**Exercise task**
Skip the pictures and repeat each line of the data exactly.

START Supplied information

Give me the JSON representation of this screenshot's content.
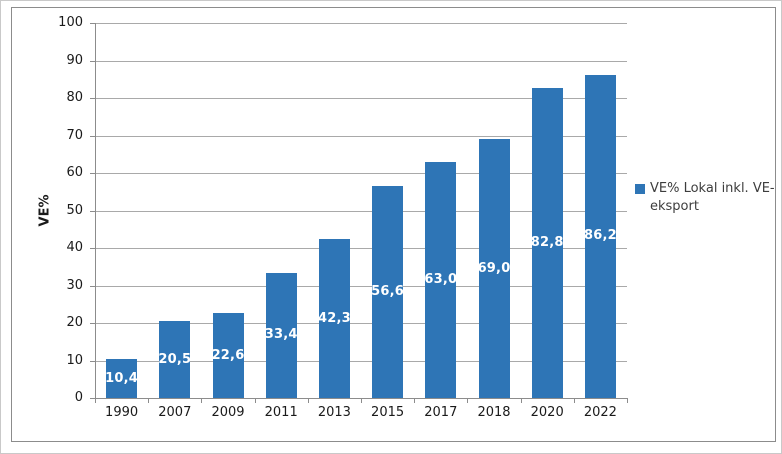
{
  "figure": {
    "background": "#FFFFFF",
    "outer_border_color": "#C9C9C9",
    "frame_border_color": "#8C8C8C"
  },
  "chart_data": {
    "type": "bar",
    "title": "",
    "xlabel": "",
    "ylabel": "VE%",
    "ylim": [
      0,
      100
    ],
    "ytick_interval": 10,
    "yticks": [
      0,
      10,
      20,
      30,
      40,
      50,
      60,
      70,
      80,
      90,
      100
    ],
    "grid": true,
    "categories": [
      "1990",
      "2007",
      "2009",
      "2011",
      "2013",
      "2015",
      "2017",
      "2018",
      "2020",
      "2022"
    ],
    "series": [
      {
        "name": "VE% Lokal inkl. VE-eksport",
        "values": [
          10.4,
          20.5,
          22.6,
          33.4,
          42.3,
          56.6,
          63.0,
          69.0,
          82.8,
          86.2
        ],
        "data_labels": [
          "10,4",
          "20,5",
          "22,6",
          "33,4",
          "42,3",
          "56,6",
          "63,0",
          "69,0",
          "82,8",
          "86,2"
        ]
      }
    ],
    "legend": {
      "position": "right",
      "entries": [
        "VE% Lokal inkl. VE-eksport"
      ]
    },
    "style": {
      "bar_color": "#2E75B6",
      "gridline_color": "#A9A9A9",
      "axis_line_color": "#8C8C8C",
      "tick_label_color": "#1A1A1A",
      "data_label_color": "#FFFFFF",
      "legend_text_color": "#3D3D3D"
    }
  }
}
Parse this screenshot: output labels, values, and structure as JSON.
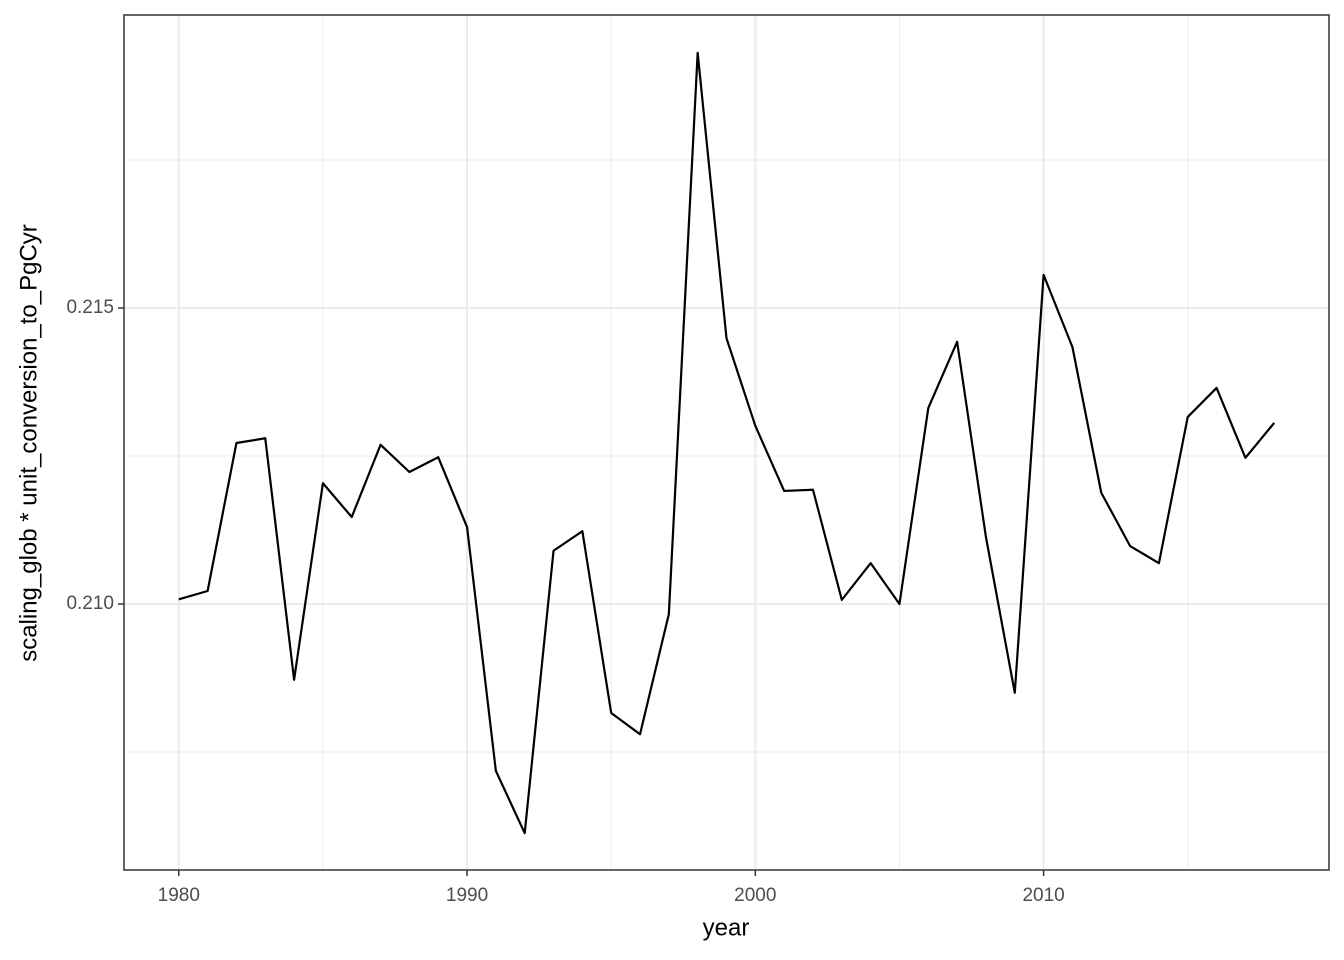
{
  "chart_data": {
    "type": "line",
    "x_label": "year",
    "y_label": "scaling_glob * unit_conversion_to_PgCyr",
    "x": [
      1980,
      1981,
      1982,
      1983,
      1984,
      1985,
      1986,
      1987,
      1988,
      1989,
      1990,
      1991,
      1992,
      1993,
      1994,
      1995,
      1996,
      1997,
      1998,
      1999,
      2000,
      2001,
      2002,
      2003,
      2004,
      2005,
      2006,
      2007,
      2008,
      2009,
      2010,
      2011,
      2012,
      2013,
      2014,
      2015,
      2016,
      2017,
      2018
    ],
    "series": [
      {
        "color": "#000000",
        "values": [
          0.21008,
          0.21022,
          0.21272,
          0.2128,
          0.20872,
          0.21204,
          0.21147,
          0.21269,
          0.21223,
          0.21248,
          0.2113,
          0.20718,
          0.20613,
          0.2109,
          0.21123,
          0.20816,
          0.2078,
          0.20983,
          0.21931,
          0.21449,
          0.21301,
          0.21191,
          0.21193,
          0.21007,
          0.21069,
          0.21,
          0.21331,
          0.21443,
          0.21113,
          0.2085,
          0.21556,
          0.21434,
          0.21188,
          0.21098,
          0.21069,
          0.21316,
          0.21365,
          0.21247,
          0.21306
        ]
      }
    ],
    "xlim": [
      1978.1,
      2019.9
    ],
    "ylim": [
      0.205507,
      0.21995
    ],
    "xticks": [
      1980,
      1990,
      2000,
      2010
    ],
    "yticks": [
      {
        "value": 0.21,
        "label": "0.210"
      },
      {
        "value": 0.215,
        "label": "0.215"
      }
    ],
    "x_minor_ticks": [
      1985,
      1995,
      2005,
      2015
    ],
    "y_minor_ticks": [
      0.2075,
      0.2125,
      0.2175
    ],
    "grid": true
  }
}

END Supplied information

**Completed task**
Give me the JSON representation of this screenshot's content.
{
  "figure": {
    "background": "#FFFFFF",
    "outer_border_color": "#C9C9C9",
    "frame_border_color": "#8C8C8C"
  },
  "chart_data": {
    "type": "bar",
    "title": "",
    "xlabel": "",
    "ylabel": "VE%",
    "ylim": [
      0,
      100
    ],
    "ytick_interval": 10,
    "yticks": [
      0,
      10,
      20,
      30,
      40,
      50,
      60,
      70,
      80,
      90,
      100
    ],
    "grid": true,
    "categories": [
      "1990",
      "2007",
      "2009",
      "2011",
      "2013",
      "2015",
      "2017",
      "2018",
      "2020",
      "2022"
    ],
    "series": [
      {
        "name": "VE% Lokal inkl. VE-eksport",
        "values": [
          10.4,
          20.5,
          22.6,
          33.4,
          42.3,
          56.6,
          63.0,
          69.0,
          82.8,
          86.2
        ],
        "data_labels": [
          "10,4",
          "20,5",
          "22,6",
          "33,4",
          "42,3",
          "56,6",
          "63,0",
          "69,0",
          "82,8",
          "86,2"
        ]
      }
    ],
    "legend": {
      "position": "right",
      "entries": [
        "VE% Lokal inkl. VE-eksport"
      ]
    },
    "style": {
      "bar_color": "#2E75B6",
      "gridline_color": "#A9A9A9",
      "axis_line_color": "#8C8C8C",
      "tick_label_color": "#1A1A1A",
      "data_label_color": "#FFFFFF",
      "legend_text_color": "#3D3D3D"
    }
  }
}
Parse this screenshot: output labels, values, and structure as JSON.
{
  "chart_data": {
    "type": "line",
    "x_label": "year",
    "y_label": "scaling_glob * unit_conversion_to_PgCyr",
    "x": [
      1980,
      1981,
      1982,
      1983,
      1984,
      1985,
      1986,
      1987,
      1988,
      1989,
      1990,
      1991,
      1992,
      1993,
      1994,
      1995,
      1996,
      1997,
      1998,
      1999,
      2000,
      2001,
      2002,
      2003,
      2004,
      2005,
      2006,
      2007,
      2008,
      2009,
      2010,
      2011,
      2012,
      2013,
      2014,
      2015,
      2016,
      2017,
      2018
    ],
    "series": [
      {
        "color": "#000000",
        "values": [
          0.21008,
          0.21022,
          0.21272,
          0.2128,
          0.20872,
          0.21204,
          0.21147,
          0.21269,
          0.21223,
          0.21248,
          0.2113,
          0.20718,
          0.20613,
          0.2109,
          0.21123,
          0.20816,
          0.2078,
          0.20983,
          0.21931,
          0.21449,
          0.21301,
          0.21191,
          0.21193,
          0.21007,
          0.21069,
          0.21,
          0.21331,
          0.21443,
          0.21113,
          0.2085,
          0.21556,
          0.21434,
          0.21188,
          0.21098,
          0.21069,
          0.21316,
          0.21365,
          0.21247,
          0.21306
        ]
      }
    ],
    "xlim": [
      1978.1,
      2019.9
    ],
    "ylim": [
      0.205507,
      0.21995
    ],
    "xticks": [
      1980,
      1990,
      2000,
      2010
    ],
    "yticks": [
      {
        "value": 0.21,
        "label": "0.210"
      },
      {
        "value": 0.215,
        "label": "0.215"
      }
    ],
    "x_minor_ticks": [
      1985,
      1995,
      2005,
      2015
    ],
    "y_minor_ticks": [
      0.2075,
      0.2125,
      0.2175
    ],
    "grid": true
  }
}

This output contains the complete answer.